▶ [WORK TO DO]: Sort through the entries below and pull out lines containing the word "filter".
** Start EXERCISE INPUTS **
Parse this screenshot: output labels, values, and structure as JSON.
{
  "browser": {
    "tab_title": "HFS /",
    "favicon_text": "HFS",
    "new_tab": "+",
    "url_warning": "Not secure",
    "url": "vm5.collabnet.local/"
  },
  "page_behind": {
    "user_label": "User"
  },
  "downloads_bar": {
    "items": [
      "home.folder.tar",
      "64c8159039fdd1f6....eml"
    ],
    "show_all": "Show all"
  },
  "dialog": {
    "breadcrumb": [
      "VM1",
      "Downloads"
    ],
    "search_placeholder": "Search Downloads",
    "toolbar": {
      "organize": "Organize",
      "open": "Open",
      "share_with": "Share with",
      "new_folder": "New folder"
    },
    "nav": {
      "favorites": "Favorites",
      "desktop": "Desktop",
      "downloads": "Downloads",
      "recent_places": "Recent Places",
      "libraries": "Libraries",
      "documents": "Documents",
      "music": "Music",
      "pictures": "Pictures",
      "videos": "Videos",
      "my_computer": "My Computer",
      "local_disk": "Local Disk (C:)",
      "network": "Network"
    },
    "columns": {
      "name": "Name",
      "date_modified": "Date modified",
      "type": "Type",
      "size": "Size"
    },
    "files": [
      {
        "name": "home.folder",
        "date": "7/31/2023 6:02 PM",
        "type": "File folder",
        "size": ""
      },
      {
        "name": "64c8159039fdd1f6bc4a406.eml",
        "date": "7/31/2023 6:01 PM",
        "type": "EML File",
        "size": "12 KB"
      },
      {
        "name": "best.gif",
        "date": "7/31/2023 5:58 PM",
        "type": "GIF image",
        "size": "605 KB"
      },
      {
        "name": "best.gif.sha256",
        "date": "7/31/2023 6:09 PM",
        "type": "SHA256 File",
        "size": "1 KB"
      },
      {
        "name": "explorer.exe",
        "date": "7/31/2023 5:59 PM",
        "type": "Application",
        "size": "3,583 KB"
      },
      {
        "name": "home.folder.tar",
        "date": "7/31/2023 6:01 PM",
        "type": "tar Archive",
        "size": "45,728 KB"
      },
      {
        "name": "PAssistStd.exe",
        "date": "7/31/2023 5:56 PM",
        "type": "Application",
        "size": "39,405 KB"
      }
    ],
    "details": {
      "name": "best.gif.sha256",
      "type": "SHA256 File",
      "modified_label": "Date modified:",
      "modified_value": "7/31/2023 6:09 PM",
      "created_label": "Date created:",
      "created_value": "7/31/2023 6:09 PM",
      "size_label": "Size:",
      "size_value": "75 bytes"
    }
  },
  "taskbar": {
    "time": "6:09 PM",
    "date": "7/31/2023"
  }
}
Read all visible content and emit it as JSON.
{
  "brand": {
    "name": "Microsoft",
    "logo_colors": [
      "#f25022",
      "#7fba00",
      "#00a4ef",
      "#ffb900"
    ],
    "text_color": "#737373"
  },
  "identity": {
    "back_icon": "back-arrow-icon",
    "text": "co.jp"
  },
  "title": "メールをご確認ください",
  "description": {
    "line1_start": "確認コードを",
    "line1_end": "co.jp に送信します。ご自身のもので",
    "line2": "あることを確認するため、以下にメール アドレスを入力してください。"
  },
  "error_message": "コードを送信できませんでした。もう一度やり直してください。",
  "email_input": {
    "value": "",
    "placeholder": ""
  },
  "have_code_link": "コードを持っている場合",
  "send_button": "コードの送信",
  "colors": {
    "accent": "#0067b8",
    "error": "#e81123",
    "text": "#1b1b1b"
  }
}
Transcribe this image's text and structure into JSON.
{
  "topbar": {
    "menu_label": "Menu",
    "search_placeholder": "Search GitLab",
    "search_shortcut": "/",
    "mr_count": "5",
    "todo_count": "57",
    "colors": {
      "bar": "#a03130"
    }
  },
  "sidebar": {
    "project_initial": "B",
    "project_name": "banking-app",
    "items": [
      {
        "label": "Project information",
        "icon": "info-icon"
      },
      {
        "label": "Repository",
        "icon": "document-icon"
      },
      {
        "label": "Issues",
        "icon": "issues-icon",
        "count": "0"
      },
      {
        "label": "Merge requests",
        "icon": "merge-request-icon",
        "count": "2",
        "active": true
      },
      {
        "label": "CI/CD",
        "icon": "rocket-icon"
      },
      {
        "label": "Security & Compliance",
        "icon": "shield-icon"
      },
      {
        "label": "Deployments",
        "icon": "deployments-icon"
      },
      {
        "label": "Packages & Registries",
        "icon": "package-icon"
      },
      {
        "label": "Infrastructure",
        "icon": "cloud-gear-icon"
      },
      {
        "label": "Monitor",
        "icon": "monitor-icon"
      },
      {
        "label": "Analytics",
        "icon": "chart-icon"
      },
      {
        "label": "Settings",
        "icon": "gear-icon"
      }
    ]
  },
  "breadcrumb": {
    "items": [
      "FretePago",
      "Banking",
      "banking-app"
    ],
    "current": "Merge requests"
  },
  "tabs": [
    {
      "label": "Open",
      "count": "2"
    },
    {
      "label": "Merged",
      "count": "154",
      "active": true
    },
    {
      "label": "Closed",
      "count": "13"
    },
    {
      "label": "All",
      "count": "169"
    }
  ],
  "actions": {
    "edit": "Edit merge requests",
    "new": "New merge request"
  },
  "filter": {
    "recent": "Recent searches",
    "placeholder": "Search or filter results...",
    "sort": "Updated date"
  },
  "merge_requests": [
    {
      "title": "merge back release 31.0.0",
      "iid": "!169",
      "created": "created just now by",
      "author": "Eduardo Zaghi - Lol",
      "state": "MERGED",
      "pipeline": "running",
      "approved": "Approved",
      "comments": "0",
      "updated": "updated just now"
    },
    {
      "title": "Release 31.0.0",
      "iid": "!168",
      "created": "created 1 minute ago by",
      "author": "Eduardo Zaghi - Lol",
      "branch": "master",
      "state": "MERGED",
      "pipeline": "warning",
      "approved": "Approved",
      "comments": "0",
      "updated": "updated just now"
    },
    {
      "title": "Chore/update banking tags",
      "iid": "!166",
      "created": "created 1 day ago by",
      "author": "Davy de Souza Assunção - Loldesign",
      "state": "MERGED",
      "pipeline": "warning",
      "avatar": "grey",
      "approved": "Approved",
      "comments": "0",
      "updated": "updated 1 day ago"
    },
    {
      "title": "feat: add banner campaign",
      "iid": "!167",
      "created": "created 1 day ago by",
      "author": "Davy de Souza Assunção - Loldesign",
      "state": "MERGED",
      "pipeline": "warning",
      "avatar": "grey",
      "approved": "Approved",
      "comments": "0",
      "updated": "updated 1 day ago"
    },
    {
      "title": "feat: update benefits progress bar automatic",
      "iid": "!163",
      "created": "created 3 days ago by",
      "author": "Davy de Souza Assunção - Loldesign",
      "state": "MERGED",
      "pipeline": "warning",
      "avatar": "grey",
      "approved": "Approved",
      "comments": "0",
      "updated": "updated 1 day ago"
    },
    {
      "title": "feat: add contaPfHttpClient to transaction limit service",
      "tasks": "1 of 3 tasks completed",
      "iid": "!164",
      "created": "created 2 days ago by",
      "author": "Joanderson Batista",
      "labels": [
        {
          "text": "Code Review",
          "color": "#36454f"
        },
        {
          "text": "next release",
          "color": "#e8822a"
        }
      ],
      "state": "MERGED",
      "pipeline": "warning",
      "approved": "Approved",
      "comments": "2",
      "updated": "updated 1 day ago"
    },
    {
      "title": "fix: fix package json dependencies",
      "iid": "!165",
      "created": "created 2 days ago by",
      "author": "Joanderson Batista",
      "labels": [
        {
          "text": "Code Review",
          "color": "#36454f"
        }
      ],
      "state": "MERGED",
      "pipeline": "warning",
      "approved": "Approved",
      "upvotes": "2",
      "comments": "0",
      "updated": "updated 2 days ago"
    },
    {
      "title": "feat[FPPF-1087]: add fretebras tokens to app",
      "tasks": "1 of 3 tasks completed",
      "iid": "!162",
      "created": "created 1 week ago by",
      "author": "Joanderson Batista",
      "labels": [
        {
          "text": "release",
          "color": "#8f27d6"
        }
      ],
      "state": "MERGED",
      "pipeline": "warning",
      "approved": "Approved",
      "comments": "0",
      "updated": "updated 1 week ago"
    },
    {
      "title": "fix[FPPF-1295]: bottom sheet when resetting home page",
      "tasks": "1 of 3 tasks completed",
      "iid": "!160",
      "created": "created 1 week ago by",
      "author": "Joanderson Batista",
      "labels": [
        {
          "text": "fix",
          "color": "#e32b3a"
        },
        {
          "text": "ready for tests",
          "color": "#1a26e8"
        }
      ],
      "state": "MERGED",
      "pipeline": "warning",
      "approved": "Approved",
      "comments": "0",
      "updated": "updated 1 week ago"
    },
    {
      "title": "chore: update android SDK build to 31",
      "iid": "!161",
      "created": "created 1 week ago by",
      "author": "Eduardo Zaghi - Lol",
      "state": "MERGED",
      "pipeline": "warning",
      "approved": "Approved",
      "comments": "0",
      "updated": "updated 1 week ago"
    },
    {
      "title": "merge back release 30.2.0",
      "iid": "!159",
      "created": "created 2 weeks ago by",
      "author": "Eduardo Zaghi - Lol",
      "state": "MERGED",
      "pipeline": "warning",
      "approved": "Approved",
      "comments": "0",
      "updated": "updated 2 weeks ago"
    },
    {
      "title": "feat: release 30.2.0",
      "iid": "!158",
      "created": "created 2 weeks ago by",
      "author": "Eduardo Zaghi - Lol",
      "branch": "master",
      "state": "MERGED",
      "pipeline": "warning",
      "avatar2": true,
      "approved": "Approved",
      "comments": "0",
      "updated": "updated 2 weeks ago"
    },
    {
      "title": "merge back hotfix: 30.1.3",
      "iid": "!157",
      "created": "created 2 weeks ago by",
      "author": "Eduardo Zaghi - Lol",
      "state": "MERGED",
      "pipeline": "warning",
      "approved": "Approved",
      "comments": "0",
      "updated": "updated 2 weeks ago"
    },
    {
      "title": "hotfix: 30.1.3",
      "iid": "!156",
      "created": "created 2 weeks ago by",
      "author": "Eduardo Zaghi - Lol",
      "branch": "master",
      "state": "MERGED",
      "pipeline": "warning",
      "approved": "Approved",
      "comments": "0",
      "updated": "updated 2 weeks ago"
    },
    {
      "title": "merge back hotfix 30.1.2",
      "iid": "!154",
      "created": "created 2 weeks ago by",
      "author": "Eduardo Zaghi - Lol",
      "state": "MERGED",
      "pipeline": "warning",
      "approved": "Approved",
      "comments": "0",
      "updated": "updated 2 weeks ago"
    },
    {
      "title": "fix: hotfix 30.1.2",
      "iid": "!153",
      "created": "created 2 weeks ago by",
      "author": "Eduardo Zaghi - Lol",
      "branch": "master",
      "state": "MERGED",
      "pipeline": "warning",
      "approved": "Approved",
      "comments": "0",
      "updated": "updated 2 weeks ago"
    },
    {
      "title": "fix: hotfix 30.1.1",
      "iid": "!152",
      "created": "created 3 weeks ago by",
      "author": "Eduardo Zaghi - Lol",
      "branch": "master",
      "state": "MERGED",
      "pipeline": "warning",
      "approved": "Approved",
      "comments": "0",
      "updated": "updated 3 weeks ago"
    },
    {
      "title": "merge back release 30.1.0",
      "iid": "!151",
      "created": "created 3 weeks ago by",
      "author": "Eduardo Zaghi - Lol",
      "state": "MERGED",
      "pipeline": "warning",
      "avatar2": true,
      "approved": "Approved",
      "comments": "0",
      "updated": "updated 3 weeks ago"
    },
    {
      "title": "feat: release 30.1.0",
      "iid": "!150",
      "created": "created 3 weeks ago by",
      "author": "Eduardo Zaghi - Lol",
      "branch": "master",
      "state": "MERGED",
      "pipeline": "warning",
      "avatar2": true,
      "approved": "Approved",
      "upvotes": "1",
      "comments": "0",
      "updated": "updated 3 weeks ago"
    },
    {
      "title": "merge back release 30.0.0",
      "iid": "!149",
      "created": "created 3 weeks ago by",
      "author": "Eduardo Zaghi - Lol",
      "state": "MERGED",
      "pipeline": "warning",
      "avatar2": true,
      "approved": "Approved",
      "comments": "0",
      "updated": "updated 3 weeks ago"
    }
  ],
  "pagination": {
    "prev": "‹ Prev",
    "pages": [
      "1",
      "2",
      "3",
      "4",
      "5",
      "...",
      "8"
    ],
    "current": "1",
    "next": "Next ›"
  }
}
** End EXERCISE INPUTS **
▶ [REPLY TO THE EXERCISE]:
  "filter": {
    "placeholder": "Search or filter results...",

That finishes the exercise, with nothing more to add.